Input material —
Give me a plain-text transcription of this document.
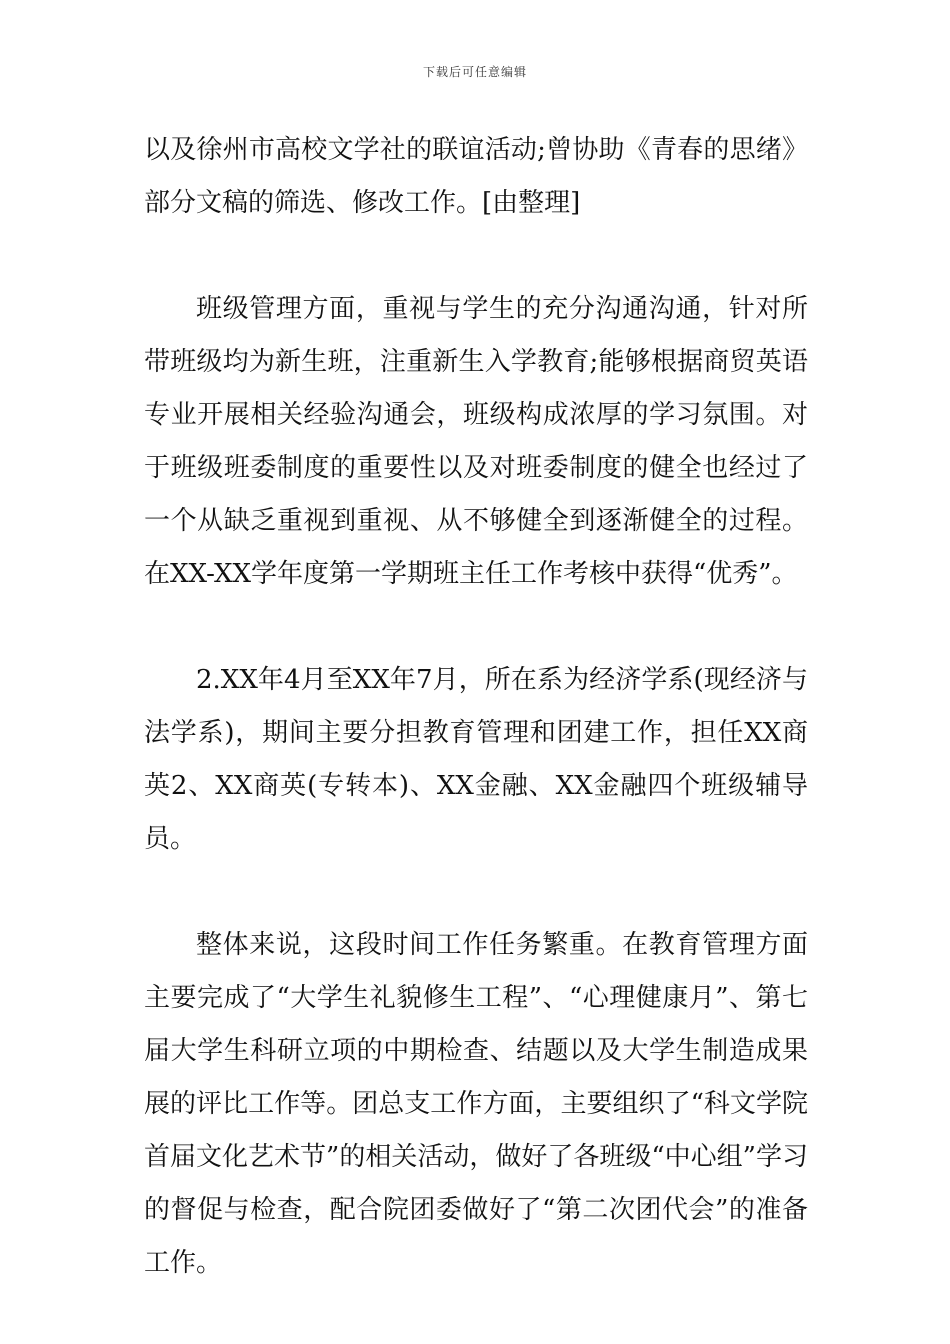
下载后可任意编辑

以及徐州市高校文学社的联谊活动;曾协助《青春的思绪》部分文稿的筛选、修改工作。[由整理]

班级管理方面，重视与学生的充分沟通沟通，针对所带班级均为新生班，注重新生入学教育;能够根据商贸英语专业开展相关经验沟通会，班级构成浓厚的学习氛围。对于班级班委制度的重要性以及对班委制度的健全也经过了一个从缺乏重视到重视、从不够健全到逐渐健全的过程。在XX-XX学年度第一学期班主任工作考核中获得“优秀”。

2.XX年4月至XX年7月，所在系为经济学系(现经济与法学系)，期间主要分担教育管理和团建工作，担任XX商英2、XX商英(专转本)、XX金融、XX金融四个班级辅导员。

整体来说，这段时间工作任务繁重。在教育管理方面主要完成了“大学生礼貌修生工程”、“心理健康月”、第七届大学生科研立项的中期检查、结题以及大学生制造成果展的评比工作等。团总支工作方面，主要组织了“科文学院首届文化艺术节”的相关活动，做好了各班级“中心组”学习的督促与检查，配合院团委做好了“第二次团代会”的准备工作。
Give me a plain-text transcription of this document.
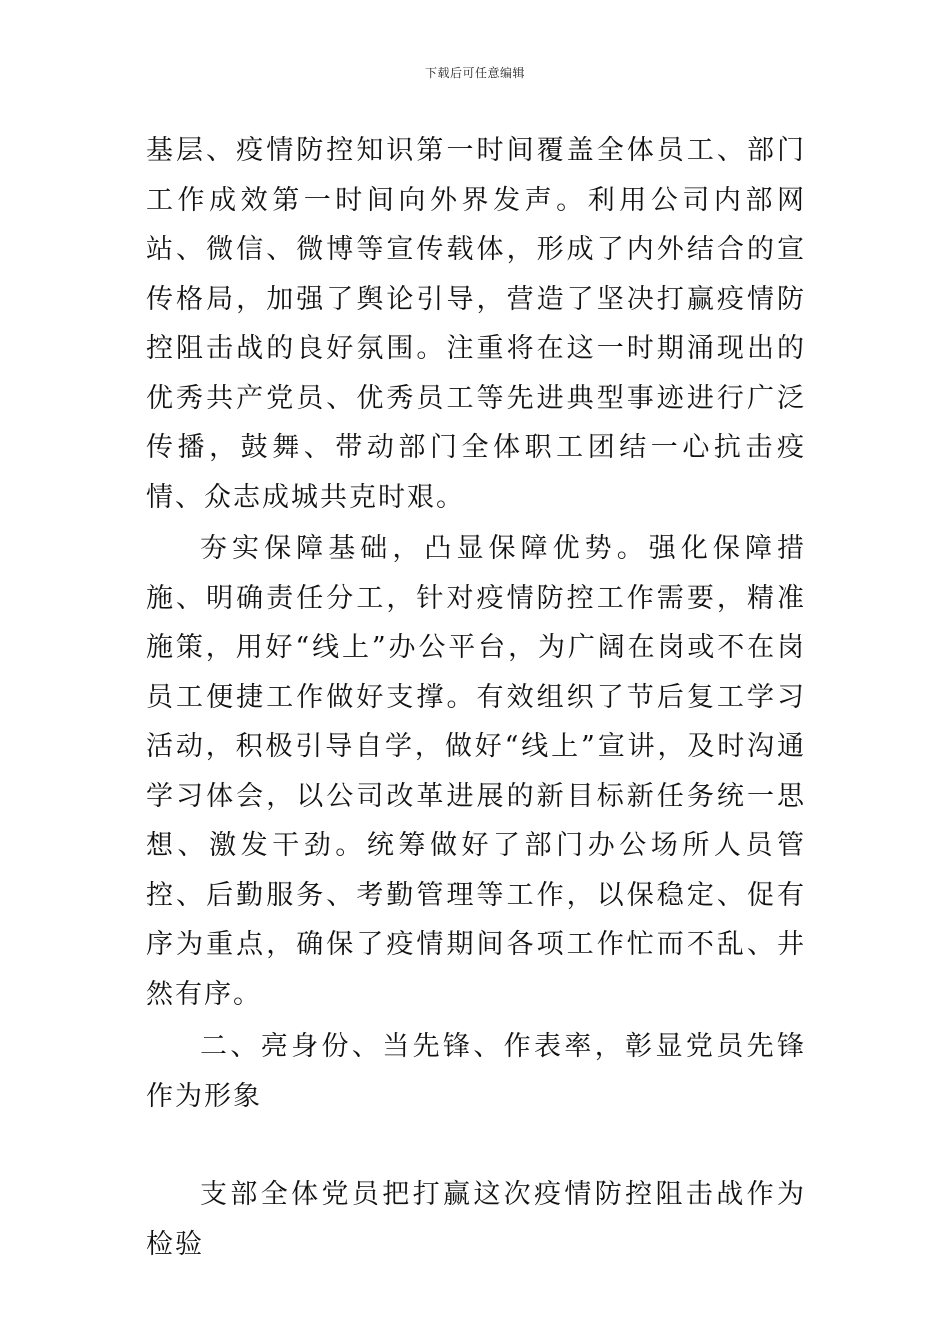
下载后可任意编辑

基层、疫情防控知识第一时间覆盖全体员工、部门工作成效第一时间向外界发声。利用公司内部网站、微信、微博等宣传载体，形成了内外结合的宣传格局，加强了舆论引导，营造了坚决打赢疫情防控阻击战的良好氛围。注重将在这一时期涌现出的优秀共产党员、优秀员工等先进典型事迹进行广泛传播，鼓舞、带动部门全体职工团结一心抗击疫情、众志成城共克时艰。

夯实保障基础，凸显保障优势。强化保障措施、明确责任分工，针对疫情防控工作需要，精准施策，用好“线上”办公平台，为广阔在岗或不在岗员工便捷工作做好支撑。有效组织了节后复工学习活动，积极引导自学，做好“线上”宣讲，及时沟通学习体会，以公司改革进展的新目标新任务统一思想、激发干劲。统筹做好了部门办公场所人员管控、后勤服务、考勤管理等工作，以保稳定、促有序为重点，确保了疫情期间各项工作忙而不乱、井然有序。

二、亮身份、当先锋、作表率，彰显党员先锋作为形象

支部全体党员把打赢这次疫情防控阻击战作为检验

What to produce — Send back the data above word for word, with the pictures left out.

Worked answer —
Give me a plain-text transcription of this document.
下载后可任意编辑

以及徐州市高校文学社的联谊活动;曾协助《青春的思绪》部分文稿的筛选、修改工作。[由整理]

班级管理方面，重视与学生的充分沟通沟通，针对所带班级均为新生班，注重新生入学教育;能够根据商贸英语专业开展相关经验沟通会，班级构成浓厚的学习氛围。对于班级班委制度的重要性以及对班委制度的健全也经过了一个从缺乏重视到重视、从不够健全到逐渐健全的过程。在XX-XX学年度第一学期班主任工作考核中获得“优秀”。

2.XX年4月至XX年7月，所在系为经济学系(现经济与法学系)，期间主要分担教育管理和团建工作，担任XX商英2、XX商英(专转本)、XX金融、XX金融四个班级辅导员。

整体来说，这段时间工作任务繁重。在教育管理方面主要完成了“大学生礼貌修生工程”、“心理健康月”、第七届大学生科研立项的中期检查、结题以及大学生制造成果展的评比工作等。团总支工作方面，主要组织了“科文学院首届文化艺术节”的相关活动，做好了各班级“中心组”学习的督促与检查，配合院团委做好了“第二次团代会”的准备工作。
Give me a plain-text transcription of this document.
下载后可任意编辑

基层、疫情防控知识第一时间覆盖全体员工、部门工作成效第一时间向外界发声。利用公司内部网站、微信、微博等宣传载体，形成了内外结合的宣传格局，加强了舆论引导，营造了坚决打赢疫情防控阻击战的良好氛围。注重将在这一时期涌现出的优秀共产党员、优秀员工等先进典型事迹进行广泛传播，鼓舞、带动部门全体职工团结一心抗击疫情、众志成城共克时艰。

夯实保障基础，凸显保障优势。强化保障措施、明确责任分工，针对疫情防控工作需要，精准施策，用好“线上”办公平台，为广阔在岗或不在岗员工便捷工作做好支撑。有效组织了节后复工学习活动，积极引导自学，做好“线上”宣讲，及时沟通学习体会，以公司改革进展的新目标新任务统一思想、激发干劲。统筹做好了部门办公场所人员管控、后勤服务、考勤管理等工作，以保稳定、促有序为重点，确保了疫情期间各项工作忙而不乱、井然有序。

二、亮身份、当先锋、作表率，彰显党员先锋作为形象

支部全体党员把打赢这次疫情防控阻击战作为检验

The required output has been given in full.